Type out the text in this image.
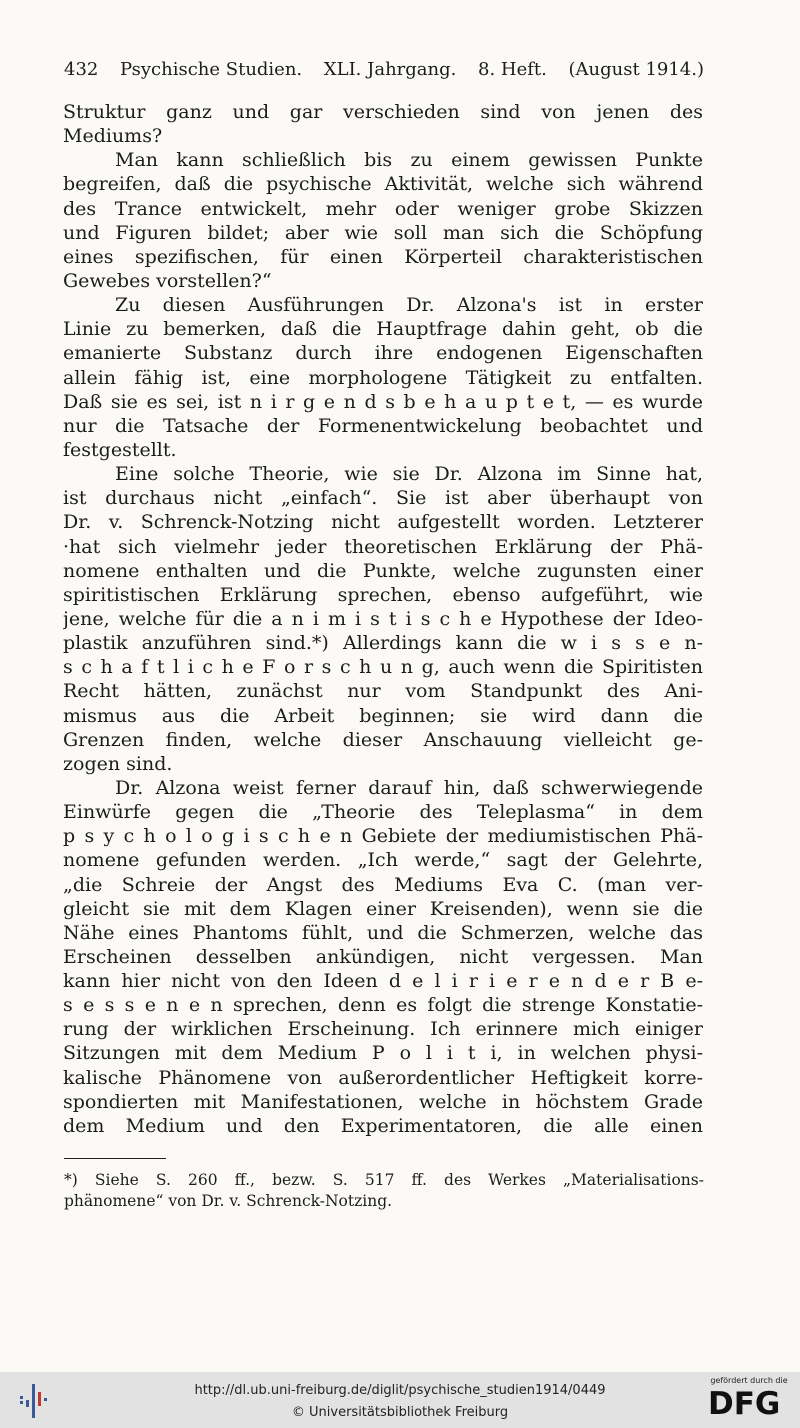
432 Psychische Studien. XLI. Jahrgang. 8. Heft. (August 1914.)
Struktur ganz und gar verschieden sind von jenen des
Mediums?
Man kann schließlich bis zu einem gewissen Punkte
begreifen, daß die psychische Aktivität, welche sich während
des Trance entwickelt, mehr oder weniger grobe Skizzen
und Figuren bildet; aber wie soll man sich die Schöpfung
eines spezifischen, für einen Körperteil charakteristischen
Gewebes vorstellen?“
Zu diesen Ausführungen Dr. Alzona's ist in erster
Linie zu bemerken, daß die Hauptfrage dahin geht, ob die
emanierte Substanz durch ihre endogenen Eigenschaften
allein fähig ist, eine morphologene Tätigkeit zu entfalten.
Daß sie es sei, ist n i r g e n d s b e h a u p t e t, — es wurde
nur die Tatsache der Formenentwickelung beobachtet und
festgestellt.
Eine solche Theorie, wie sie Dr. Alzona im Sinne hat,
ist durchaus nicht „einfach“. Sie ist aber überhaupt von
Dr. v. Schrenck-Notzing nicht aufgestellt worden. Letzterer
·hat sich vielmehr jeder theoretischen Erklärung der Phä-
nomene enthalten und die Punkte, welche zugunsten einer
spiritistischen Erklärung sprechen, ebenso aufgeführt, wie
jene, welche für die a n i m i s t i s c h e Hypothese der Ideo-
plastik anzuführen sind.*) Allerdings kann die w i s s e n-
s c h a f t l i c h e F o r s c h u n g, auch wenn die Spiritisten
Recht hätten, zunächst nur vom Standpunkt des Ani-
mismus aus die Arbeit beginnen; sie wird dann die
Grenzen finden, welche dieser Anschauung vielleicht ge-
zogen sind.
Dr. Alzona weist ferner darauf hin, daß schwerwiegende
Einwürfe gegen die „Theorie des Teleplasma“ in dem
p s y c h o l o g i s c h e n Gebiete der mediumistischen Phä-
nomene gefunden werden. „Ich werde,“ sagt der Gelehrte,
„die Schreie der Angst des Mediums Eva C. (man ver-
gleicht sie mit dem Klagen einer Kreisenden), wenn sie die
Nähe eines Phantoms fühlt, und die Schmerzen, welche das
Erscheinen desselben ankündigen, nicht vergessen. Man
kann hier nicht von den Ideen d e l i r i e r e n d e r B e-
s e s s e n e n sprechen, denn es folgt die strenge Konstatie-
rung der wirklichen Erscheinung. Ich erinnere mich einiger
Sitzungen mit dem Medium P o l i t i, in welchen physi-
kalische Phänomene von außerordentlicher Heftigkeit korre-
spondierten mit Manifestationen, welche in höchstem Grade
dem Medium und den Experimentatoren, die alle einen
*) Siehe S. 260 ff., bezw. S. 517 ff. des Werkes „Materialisations-
phänomene“ von Dr. v. Schrenck-Notzing.
http://dl.ub.uni-freiburg.de/diglit/psychische_studien1914/0449
© Universitätsbibliothek Freiburg
gefördert durch die
DFG
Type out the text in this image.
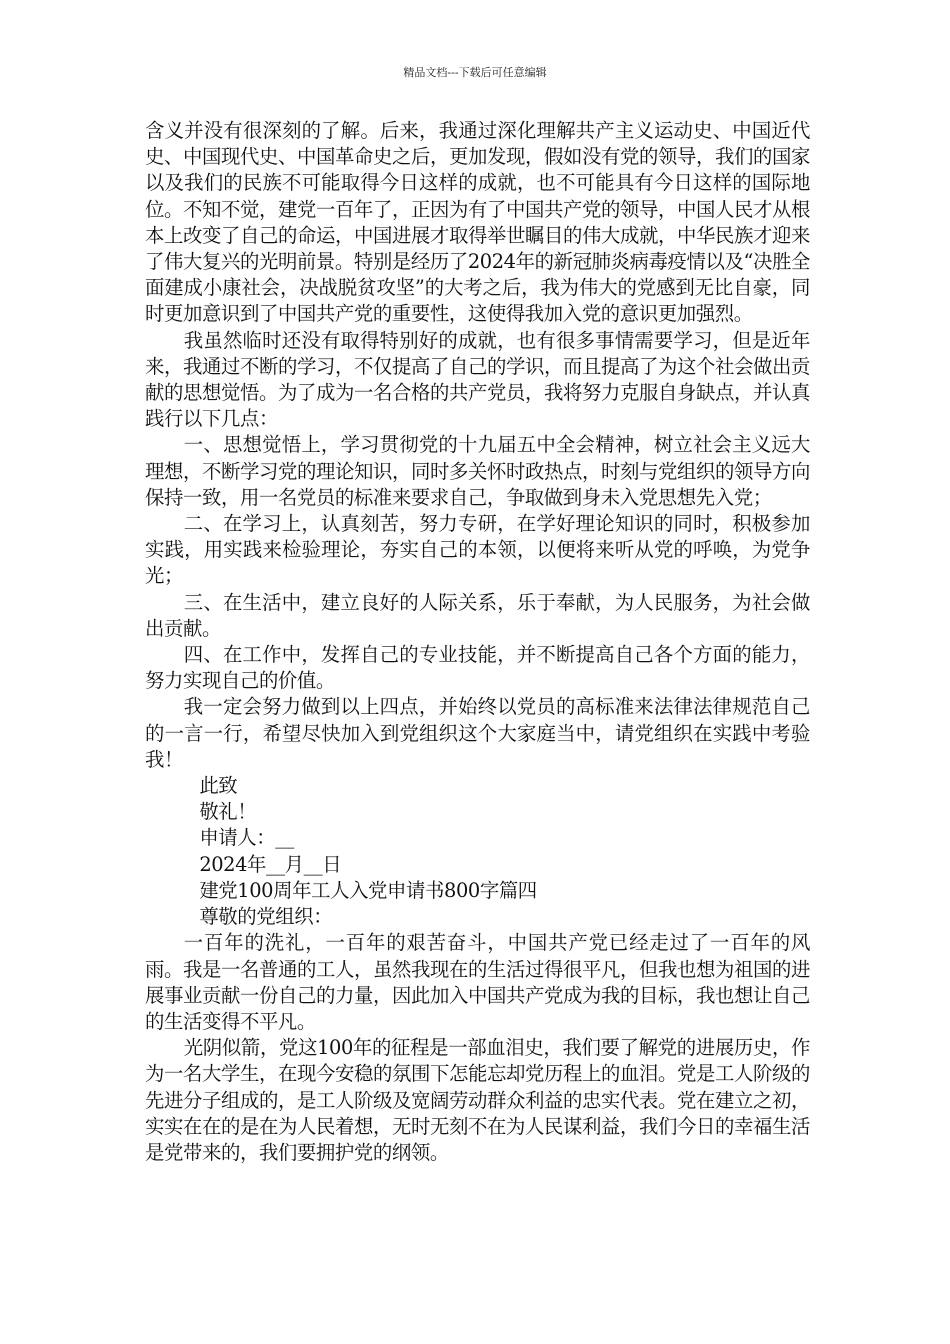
精品文档---下载后可任意编辑

含义并没有很深刻的了解。后来，我通过深化理解共产主义运动史、中国近代史、中国现代史、中国革命史之后，更加发现，假如没有党的领导，我们的国家以及我们的民族不可能取得今日这样的成就，也不可能具有今日这样的国际地位。不知不觉，建党一百年了，正因为有了中国共产党的领导，中国人民才从根本上改变了自己的命运，中国进展才取得举世瞩目的伟大成就，中华民族才迎来了伟大复兴的光明前景。特别是经历了2024年的新冠肺炎病毒疫情以及“决胜全面建成小康社会，决战脱贫攻坚”的大考之后，我为伟大的党感到无比自豪，同时更加意识到了中国共产党的重要性，这使得我加入党的意识更加强烈。

我虽然临时还没有取得特别好的成就，也有很多事情需要学习，但是近年来，我通过不断的学习，不仅提高了自己的学识，而且提高了为这个社会做出贡献的思想觉悟。为了成为一名合格的共产党员，我将努力克服自身缺点，并认真践行以下几点：

一、思想觉悟上，学习贯彻党的十九届五中全会精神，树立社会主义远大理想，不断学习党的理论知识，同时多关怀时政热点，时刻与党组织的领导方向保持一致，用一名党员的标准来要求自己，争取做到身未入党思想先入党；

二、在学习上，认真刻苦，努力专研，在学好理论知识的同时，积极参加实践，用实践来检验理论，夯实自己的本领，以便将来听从党的呼唤，为党争光；

三、在生活中，建立良好的人际关系，乐于奉献，为人民服务，为社会做出贡献。

四、在工作中，发挥自己的专业技能，并不断提高自己各个方面的能力，努力实现自己的价值。

我一定会努力做到以上四点，并始终以党员的高标准来法律法律规范自己的一言一行，希望尽快加入到党组织这个大家庭当中，请党组织在实践中考验我！

此致

敬礼！

申请人：__

2024年__月__日

建党100周年工人入党申请书800字篇四

尊敬的党组织：

一百年的洗礼，一百年的艰苦奋斗，中国共产党已经走过了一百年的风雨。我是一名普通的工人，虽然我现在的生活过得很平凡，但我也想为祖国的进展事业贡献一份自己的力量，因此加入中国共产党成为我的目标，我也想让自己的生活变得不平凡。

光阴似箭，党这100年的征程是一部血泪史，我们要了解党的进展历史，作为一名大学生，在现今安稳的氛围下怎能忘却党历程上的血泪。党是工人阶级的先进分子组成的，是工人阶级及宽阔劳动群众利益的忠实代表。党在建立之初，实实在在的是在为人民着想，无时无刻不在为人民谋利益，我们今日的幸福生活是党带来的，我们要拥护党的纲领。
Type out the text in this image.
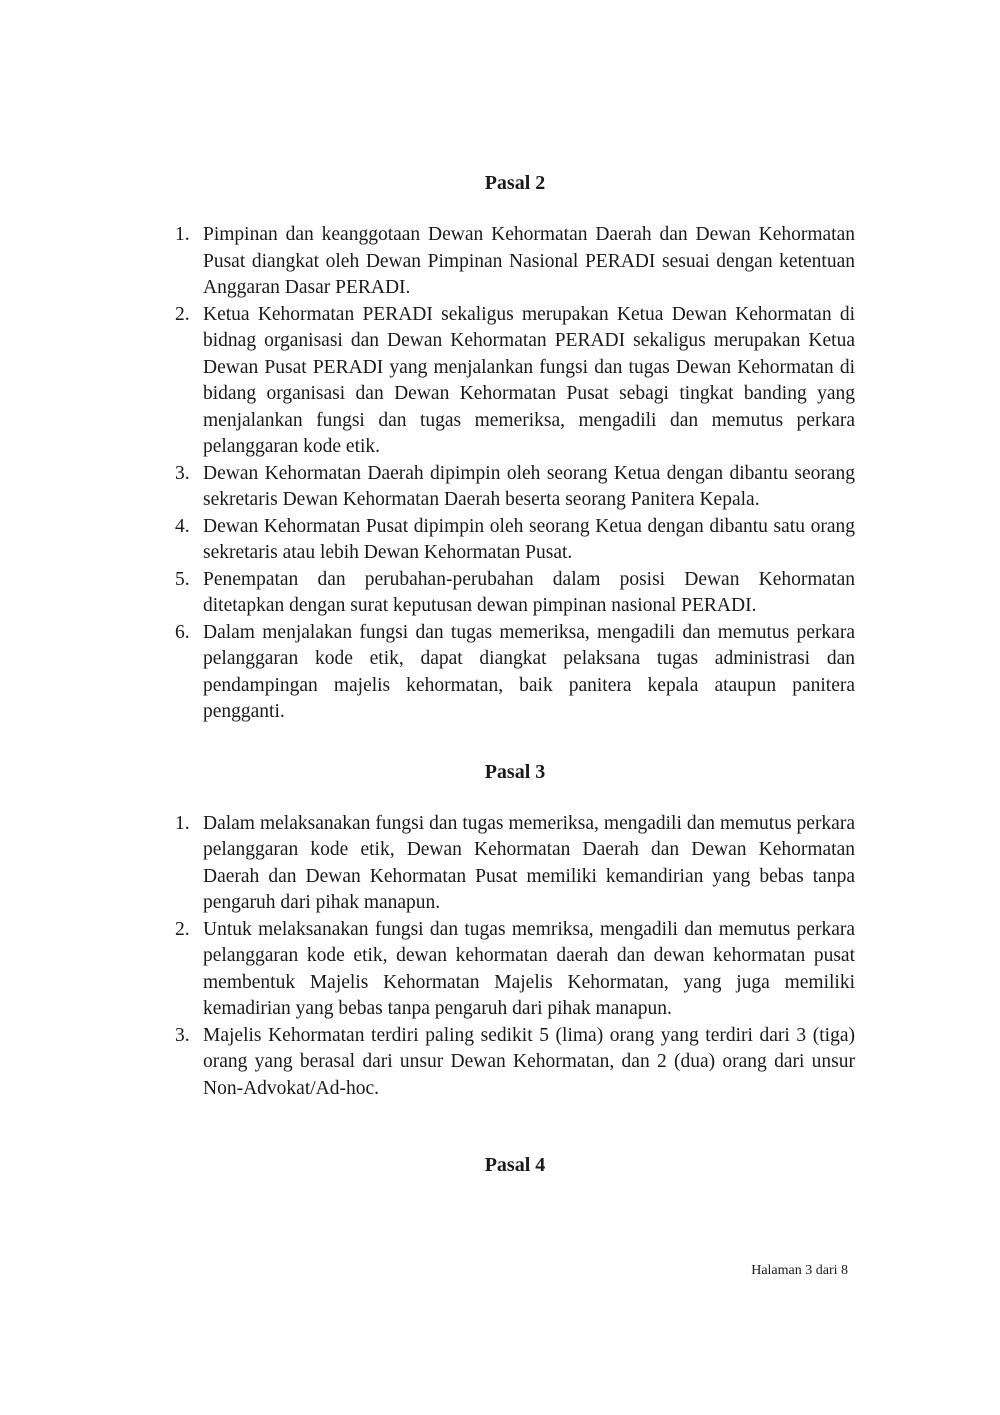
Pasal 2
Pimpinan dan keanggotaan Dewan Kehormatan Daerah dan Dewan Kehormatan Pusat diangkat oleh Dewan Pimpinan Nasional PERADI sesuai dengan ketentuan Anggaran Dasar PERADI.
Ketua Kehormatan PERADI sekaligus merupakan Ketua Dewan Kehormatan di bidnag organisasi dan Dewan Kehormatan PERADI sekaligus merupakan Ketua Dewan Pusat PERADI yang menjalankan fungsi dan tugas Dewan Kehormatan di bidang organisasi dan Dewan Kehormatan Pusat sebagi tingkat banding yang menjalankan fungsi dan tugas memeriksa, mengadili dan memutus perkara pelanggaran kode etik.
Dewan Kehormatan Daerah dipimpin oleh seorang Ketua dengan dibantu seorang sekretaris Dewan Kehormatan Daerah beserta seorang Panitera Kepala.
Dewan Kehormatan Pusat dipimpin oleh seorang Ketua dengan dibantu satu orang sekretaris atau lebih Dewan Kehormatan Pusat.
Penempatan dan perubahan-perubahan dalam posisi Dewan Kehormatan ditetapkan dengan surat keputusan dewan pimpinan nasional PERADI.
Dalam menjalakan fungsi dan tugas memeriksa, mengadili dan memutus perkara pelanggaran kode etik, dapat diangkat pelaksana tugas administrasi dan pendampingan majelis kehormatan, baik panitera kepala ataupun panitera pengganti.
Pasal 3
Dalam melaksanakan fungsi dan tugas memeriksa, mengadili dan memutus perkara pelanggaran kode etik, Dewan Kehormatan Daerah dan Dewan Kehormatan Daerah dan Dewan Kehormatan Pusat memiliki kemandirian yang bebas tanpa pengaruh dari pihak manapun.
Untuk melaksanakan fungsi dan tugas memriksa, mengadili dan memutus perkara pelanggaran kode etik, dewan kehormatan daerah dan dewan kehormatan pusat membentuk Majelis Kehormatan Majelis Kehormatan, yang juga memiliki kemadirian yang bebas tanpa pengaruh dari pihak manapun.
Majelis Kehormatan terdiri paling sedikit 5 (lima) orang yang terdiri dari 3 (tiga) orang yang berasal dari unsur Dewan Kehormatan, dan 2 (dua) orang dari unsur Non-Advokat/Ad-hoc.
Pasal 4
Halaman 3 dari 8
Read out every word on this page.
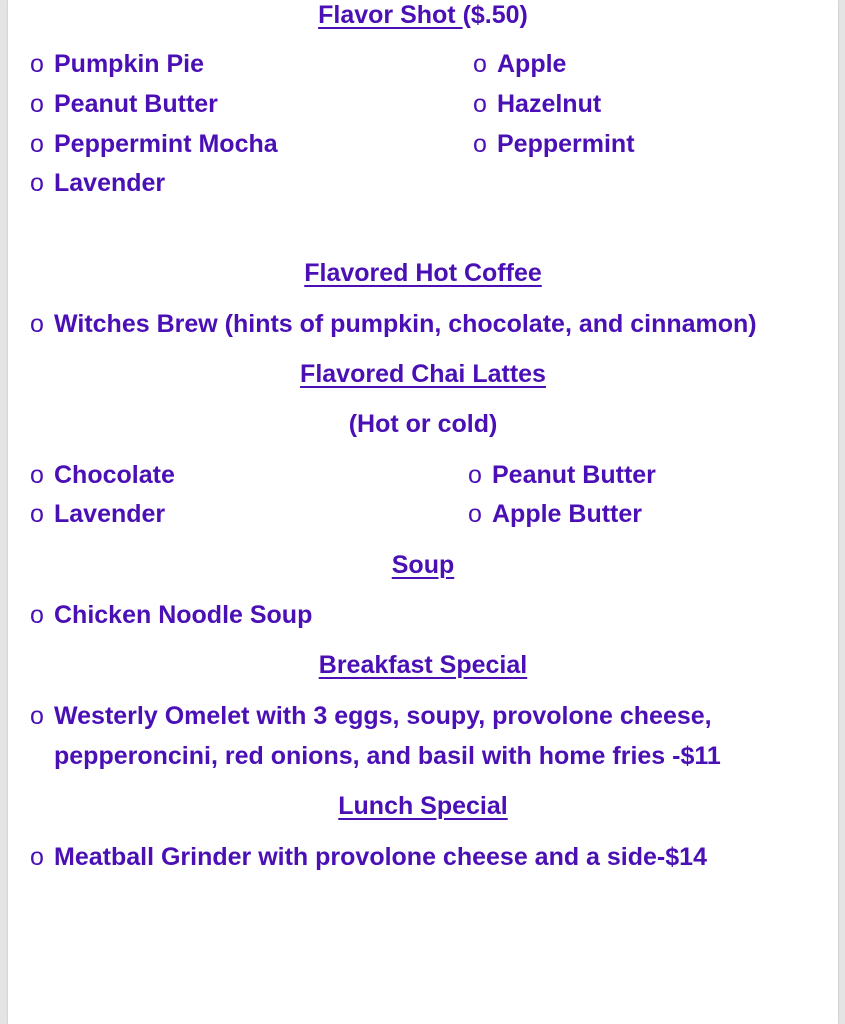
Flavor Shot ($.50)
o Pumpkin Pie
o Peanut Butter
o Peppermint Mocha
o Lavender
o Apple
o Hazelnut
o Peppermint
Flavored Hot Coffee
o Witches Brew (hints of pumpkin, chocolate, and cinnamon)
Flavored Chai Lattes
(Hot or cold)
o Chocolate
o Lavender
o Peanut Butter
o Apple Butter
Soup
o Chicken Noodle Soup
Breakfast Special
o Westerly Omelet with 3 eggs, soupy, provolone cheese,
pepperoncini, red onions, and basil with home fries -$11
Lunch Special
o Meatball Grinder with provolone cheese and a side-$14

● **EXERCISE PROMPT**: List every line from the entries above in which "Flavored" appears.

● **RIGHT ANSWER**:
Flavored Hot Coffee
Flavored Chai Lattes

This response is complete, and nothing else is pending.